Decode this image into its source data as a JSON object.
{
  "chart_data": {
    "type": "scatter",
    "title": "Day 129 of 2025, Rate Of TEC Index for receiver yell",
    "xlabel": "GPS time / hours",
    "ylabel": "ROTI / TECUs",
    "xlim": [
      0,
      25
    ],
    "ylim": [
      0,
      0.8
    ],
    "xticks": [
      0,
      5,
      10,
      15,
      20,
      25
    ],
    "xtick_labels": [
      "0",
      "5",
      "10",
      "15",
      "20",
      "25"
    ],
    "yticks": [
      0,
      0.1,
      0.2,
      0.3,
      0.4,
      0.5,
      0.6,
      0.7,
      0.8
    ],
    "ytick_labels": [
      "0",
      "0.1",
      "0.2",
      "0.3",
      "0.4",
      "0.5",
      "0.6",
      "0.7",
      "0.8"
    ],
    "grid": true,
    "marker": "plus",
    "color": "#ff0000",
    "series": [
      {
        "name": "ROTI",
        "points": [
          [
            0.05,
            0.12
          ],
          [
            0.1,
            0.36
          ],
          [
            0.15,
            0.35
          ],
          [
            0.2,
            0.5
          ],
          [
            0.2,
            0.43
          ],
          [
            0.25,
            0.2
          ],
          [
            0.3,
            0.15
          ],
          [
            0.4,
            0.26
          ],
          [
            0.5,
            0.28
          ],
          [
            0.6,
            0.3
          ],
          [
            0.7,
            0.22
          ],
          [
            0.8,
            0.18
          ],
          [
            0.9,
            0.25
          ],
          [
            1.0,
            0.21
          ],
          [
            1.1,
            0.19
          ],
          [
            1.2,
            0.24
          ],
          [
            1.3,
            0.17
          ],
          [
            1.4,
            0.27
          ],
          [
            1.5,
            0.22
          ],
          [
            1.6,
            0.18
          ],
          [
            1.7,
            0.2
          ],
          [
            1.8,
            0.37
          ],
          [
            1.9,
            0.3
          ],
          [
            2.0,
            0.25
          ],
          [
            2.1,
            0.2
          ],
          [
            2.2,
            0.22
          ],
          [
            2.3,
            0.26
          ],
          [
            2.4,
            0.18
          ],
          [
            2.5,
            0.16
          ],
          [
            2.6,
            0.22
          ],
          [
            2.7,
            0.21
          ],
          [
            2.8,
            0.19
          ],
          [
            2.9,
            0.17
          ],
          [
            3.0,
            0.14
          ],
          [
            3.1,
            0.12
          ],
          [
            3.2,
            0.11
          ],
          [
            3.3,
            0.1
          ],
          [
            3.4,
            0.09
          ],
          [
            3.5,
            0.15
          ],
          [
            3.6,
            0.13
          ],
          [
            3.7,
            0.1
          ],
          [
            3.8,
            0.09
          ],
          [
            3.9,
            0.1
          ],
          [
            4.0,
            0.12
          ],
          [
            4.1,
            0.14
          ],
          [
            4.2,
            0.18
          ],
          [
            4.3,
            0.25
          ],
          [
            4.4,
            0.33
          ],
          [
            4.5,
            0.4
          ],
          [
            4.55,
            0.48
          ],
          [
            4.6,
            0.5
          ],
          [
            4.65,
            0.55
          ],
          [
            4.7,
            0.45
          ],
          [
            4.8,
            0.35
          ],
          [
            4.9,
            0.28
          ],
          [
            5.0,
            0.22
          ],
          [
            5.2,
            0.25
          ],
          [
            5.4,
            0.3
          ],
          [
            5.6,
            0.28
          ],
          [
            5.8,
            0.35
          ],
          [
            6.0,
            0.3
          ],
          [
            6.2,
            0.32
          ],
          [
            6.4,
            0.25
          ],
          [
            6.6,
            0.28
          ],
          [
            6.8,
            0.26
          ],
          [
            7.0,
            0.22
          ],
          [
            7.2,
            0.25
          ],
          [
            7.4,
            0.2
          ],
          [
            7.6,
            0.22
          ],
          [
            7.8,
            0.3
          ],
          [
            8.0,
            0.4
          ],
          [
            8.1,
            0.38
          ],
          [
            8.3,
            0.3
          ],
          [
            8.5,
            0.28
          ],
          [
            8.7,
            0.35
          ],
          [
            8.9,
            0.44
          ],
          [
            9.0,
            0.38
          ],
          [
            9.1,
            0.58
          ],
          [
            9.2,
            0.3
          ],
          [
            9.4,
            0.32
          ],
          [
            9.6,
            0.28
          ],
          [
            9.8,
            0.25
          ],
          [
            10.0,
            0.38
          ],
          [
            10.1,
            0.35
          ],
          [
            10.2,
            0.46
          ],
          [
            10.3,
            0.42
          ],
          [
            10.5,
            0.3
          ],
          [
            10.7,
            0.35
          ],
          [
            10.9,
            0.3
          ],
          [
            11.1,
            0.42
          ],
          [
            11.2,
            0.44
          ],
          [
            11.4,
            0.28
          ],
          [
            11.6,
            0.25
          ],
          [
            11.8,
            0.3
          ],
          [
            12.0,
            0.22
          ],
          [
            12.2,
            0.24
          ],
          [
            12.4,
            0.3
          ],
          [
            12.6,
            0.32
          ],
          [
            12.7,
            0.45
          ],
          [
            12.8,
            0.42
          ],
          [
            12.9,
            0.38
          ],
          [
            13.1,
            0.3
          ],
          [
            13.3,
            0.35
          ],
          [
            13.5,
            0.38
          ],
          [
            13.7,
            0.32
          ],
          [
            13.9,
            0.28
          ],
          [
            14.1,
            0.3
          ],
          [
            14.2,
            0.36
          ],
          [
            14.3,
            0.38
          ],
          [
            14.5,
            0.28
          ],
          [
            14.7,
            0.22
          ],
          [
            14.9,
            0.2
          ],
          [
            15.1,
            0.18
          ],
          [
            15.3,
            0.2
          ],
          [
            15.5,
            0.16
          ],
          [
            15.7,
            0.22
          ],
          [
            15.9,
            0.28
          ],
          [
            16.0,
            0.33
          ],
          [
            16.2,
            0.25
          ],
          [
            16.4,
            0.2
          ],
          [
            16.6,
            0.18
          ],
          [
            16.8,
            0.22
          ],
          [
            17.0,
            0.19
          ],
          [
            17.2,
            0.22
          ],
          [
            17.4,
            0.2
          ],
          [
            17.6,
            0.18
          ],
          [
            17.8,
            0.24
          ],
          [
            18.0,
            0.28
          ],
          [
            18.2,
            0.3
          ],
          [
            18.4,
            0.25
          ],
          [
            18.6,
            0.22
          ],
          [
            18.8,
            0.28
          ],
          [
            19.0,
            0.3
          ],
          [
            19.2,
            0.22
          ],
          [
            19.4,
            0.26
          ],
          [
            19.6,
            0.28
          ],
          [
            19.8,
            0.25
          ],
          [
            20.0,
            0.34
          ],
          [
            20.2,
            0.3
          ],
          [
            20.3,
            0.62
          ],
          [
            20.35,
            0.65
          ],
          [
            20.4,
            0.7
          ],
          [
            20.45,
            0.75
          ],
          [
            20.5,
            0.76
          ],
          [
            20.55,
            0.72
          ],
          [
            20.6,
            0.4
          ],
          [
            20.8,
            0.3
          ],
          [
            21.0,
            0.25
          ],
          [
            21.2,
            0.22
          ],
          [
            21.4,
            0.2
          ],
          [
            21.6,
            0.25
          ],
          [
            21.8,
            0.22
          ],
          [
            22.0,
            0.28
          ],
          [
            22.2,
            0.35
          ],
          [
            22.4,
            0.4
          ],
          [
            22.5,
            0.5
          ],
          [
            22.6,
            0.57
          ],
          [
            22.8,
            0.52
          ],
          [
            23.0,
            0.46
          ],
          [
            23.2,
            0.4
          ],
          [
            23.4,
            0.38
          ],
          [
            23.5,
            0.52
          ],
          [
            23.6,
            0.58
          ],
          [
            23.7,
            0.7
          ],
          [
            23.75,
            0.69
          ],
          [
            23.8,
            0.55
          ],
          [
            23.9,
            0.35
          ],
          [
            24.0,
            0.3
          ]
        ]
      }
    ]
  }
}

○ ○ ○ ○ ○

**SHORT PROBLEM**. Each record must be repeated exactly as it is.

**PROBLEM SOLUTION**.
Decode this image into its source data as a JSON object.
{
  "chart_data": {
    "type": "scatter",
    "title": "Day 129 of 2025, Rate Of TEC Index for receiver yell",
    "xlabel": "GPS time / hours",
    "ylabel": "ROTI / TECUs",
    "xlim": [
      0,
      25
    ],
    "ylim": [
      0,
      0.8
    ],
    "xticks": [
      0,
      5,
      10,
      15,
      20,
      25
    ],
    "xtick_labels": [
      "0",
      "5",
      "10",
      "15",
      "20",
      "25"
    ],
    "yticks": [
      0,
      0.1,
      0.2,
      0.3,
      0.4,
      0.5,
      0.6,
      0.7,
      0.8
    ],
    "ytick_labels": [
      "0",
      "0.1",
      "0.2",
      "0.3",
      "0.4",
      "0.5",
      "0.6",
      "0.7",
      "0.8"
    ],
    "grid": true,
    "marker": "plus",
    "color": "#ff0000",
    "series": [
      {
        "name": "ROTI",
        "points": [
          [
            0.05,
            0.12
          ],
          [
            0.1,
            0.36
          ],
          [
            0.15,
            0.35
          ],
          [
            0.2,
            0.5
          ],
          [
            0.2,
            0.43
          ],
          [
            0.25,
            0.2
          ],
          [
            0.3,
            0.15
          ],
          [
            0.4,
            0.26
          ],
          [
            0.5,
            0.28
          ],
          [
            0.6,
            0.3
          ],
          [
            0.7,
            0.22
          ],
          [
            0.8,
            0.18
          ],
          [
            0.9,
            0.25
          ],
          [
            1.0,
            0.21
          ],
          [
            1.1,
            0.19
          ],
          [
            1.2,
            0.24
          ],
          [
            1.3,
            0.17
          ],
          [
            1.4,
            0.27
          ],
          [
            1.5,
            0.22
          ],
          [
            1.6,
            0.18
          ],
          [
            1.7,
            0.2
          ],
          [
            1.8,
            0.37
          ],
          [
            1.9,
            0.3
          ],
          [
            2.0,
            0.25
          ],
          [
            2.1,
            0.2
          ],
          [
            2.2,
            0.22
          ],
          [
            2.3,
            0.26
          ],
          [
            2.4,
            0.18
          ],
          [
            2.5,
            0.16
          ],
          [
            2.6,
            0.22
          ],
          [
            2.7,
            0.21
          ],
          [
            2.8,
            0.19
          ],
          [
            2.9,
            0.17
          ],
          [
            3.0,
            0.14
          ],
          [
            3.1,
            0.12
          ],
          [
            3.2,
            0.11
          ],
          [
            3.3,
            0.1
          ],
          [
            3.4,
            0.09
          ],
          [
            3.5,
            0.15
          ],
          [
            3.6,
            0.13
          ],
          [
            3.7,
            0.1
          ],
          [
            3.8,
            0.09
          ],
          [
            3.9,
            0.1
          ],
          [
            4.0,
            0.12
          ],
          [
            4.1,
            0.14
          ],
          [
            4.2,
            0.18
          ],
          [
            4.3,
            0.25
          ],
          [
            4.4,
            0.33
          ],
          [
            4.5,
            0.4
          ],
          [
            4.55,
            0.48
          ],
          [
            4.6,
            0.5
          ],
          [
            4.65,
            0.55
          ],
          [
            4.7,
            0.45
          ],
          [
            4.8,
            0.35
          ],
          [
            4.9,
            0.28
          ],
          [
            5.0,
            0.22
          ],
          [
            5.2,
            0.25
          ],
          [
            5.4,
            0.3
          ],
          [
            5.6,
            0.28
          ],
          [
            5.8,
            0.35
          ],
          [
            6.0,
            0.3
          ],
          [
            6.2,
            0.32
          ],
          [
            6.4,
            0.25
          ],
          [
            6.6,
            0.28
          ],
          [
            6.8,
            0.26
          ],
          [
            7.0,
            0.22
          ],
          [
            7.2,
            0.25
          ],
          [
            7.4,
            0.2
          ],
          [
            7.6,
            0.22
          ],
          [
            7.8,
            0.3
          ],
          [
            8.0,
            0.4
          ],
          [
            8.1,
            0.38
          ],
          [
            8.3,
            0.3
          ],
          [
            8.5,
            0.28
          ],
          [
            8.7,
            0.35
          ],
          [
            8.9,
            0.44
          ],
          [
            9.0,
            0.38
          ],
          [
            9.1,
            0.58
          ],
          [
            9.2,
            0.3
          ],
          [
            9.4,
            0.32
          ],
          [
            9.6,
            0.28
          ],
          [
            9.8,
            0.25
          ],
          [
            10.0,
            0.38
          ],
          [
            10.1,
            0.35
          ],
          [
            10.2,
            0.46
          ],
          [
            10.3,
            0.42
          ],
          [
            10.5,
            0.3
          ],
          [
            10.7,
            0.35
          ],
          [
            10.9,
            0.3
          ],
          [
            11.1,
            0.42
          ],
          [
            11.2,
            0.44
          ],
          [
            11.4,
            0.28
          ],
          [
            11.6,
            0.25
          ],
          [
            11.8,
            0.3
          ],
          [
            12.0,
            0.22
          ],
          [
            12.2,
            0.24
          ],
          [
            12.4,
            0.3
          ],
          [
            12.6,
            0.32
          ],
          [
            12.7,
            0.45
          ],
          [
            12.8,
            0.42
          ],
          [
            12.9,
            0.38
          ],
          [
            13.1,
            0.3
          ],
          [
            13.3,
            0.35
          ],
          [
            13.5,
            0.38
          ],
          [
            13.7,
            0.32
          ],
          [
            13.9,
            0.28
          ],
          [
            14.1,
            0.3
          ],
          [
            14.2,
            0.36
          ],
          [
            14.3,
            0.38
          ],
          [
            14.5,
            0.28
          ],
          [
            14.7,
            0.22
          ],
          [
            14.9,
            0.2
          ],
          [
            15.1,
            0.18
          ],
          [
            15.3,
            0.2
          ],
          [
            15.5,
            0.16
          ],
          [
            15.7,
            0.22
          ],
          [
            15.9,
            0.28
          ],
          [
            16.0,
            0.33
          ],
          [
            16.2,
            0.25
          ],
          [
            16.4,
            0.2
          ],
          [
            16.6,
            0.18
          ],
          [
            16.8,
            0.22
          ],
          [
            17.0,
            0.19
          ],
          [
            17.2,
            0.22
          ],
          [
            17.4,
            0.2
          ],
          [
            17.6,
            0.18
          ],
          [
            17.8,
            0.24
          ],
          [
            18.0,
            0.28
          ],
          [
            18.2,
            0.3
          ],
          [
            18.4,
            0.25
          ],
          [
            18.6,
            0.22
          ],
          [
            18.8,
            0.28
          ],
          [
            19.0,
            0.3
          ],
          [
            19.2,
            0.22
          ],
          [
            19.4,
            0.26
          ],
          [
            19.6,
            0.28
          ],
          [
            19.8,
            0.25
          ],
          [
            20.0,
            0.34
          ],
          [
            20.2,
            0.3
          ],
          [
            20.3,
            0.62
          ],
          [
            20.35,
            0.65
          ],
          [
            20.4,
            0.7
          ],
          [
            20.45,
            0.75
          ],
          [
            20.5,
            0.76
          ],
          [
            20.55,
            0.72
          ],
          [
            20.6,
            0.4
          ],
          [
            20.8,
            0.3
          ],
          [
            21.0,
            0.25
          ],
          [
            21.2,
            0.22
          ],
          [
            21.4,
            0.2
          ],
          [
            21.6,
            0.25
          ],
          [
            21.8,
            0.22
          ],
          [
            22.0,
            0.28
          ],
          [
            22.2,
            0.35
          ],
          [
            22.4,
            0.4
          ],
          [
            22.5,
            0.5
          ],
          [
            22.6,
            0.57
          ],
          [
            22.8,
            0.52
          ],
          [
            23.0,
            0.46
          ],
          [
            23.2,
            0.4
          ],
          [
            23.4,
            0.38
          ],
          [
            23.5,
            0.52
          ],
          [
            23.6,
            0.58
          ],
          [
            23.7,
            0.7
          ],
          [
            23.75,
            0.69
          ],
          [
            23.8,
            0.55
          ],
          [
            23.9,
            0.35
          ],
          [
            24.0,
            0.3
          ]
        ]
      }
    ]
  }
}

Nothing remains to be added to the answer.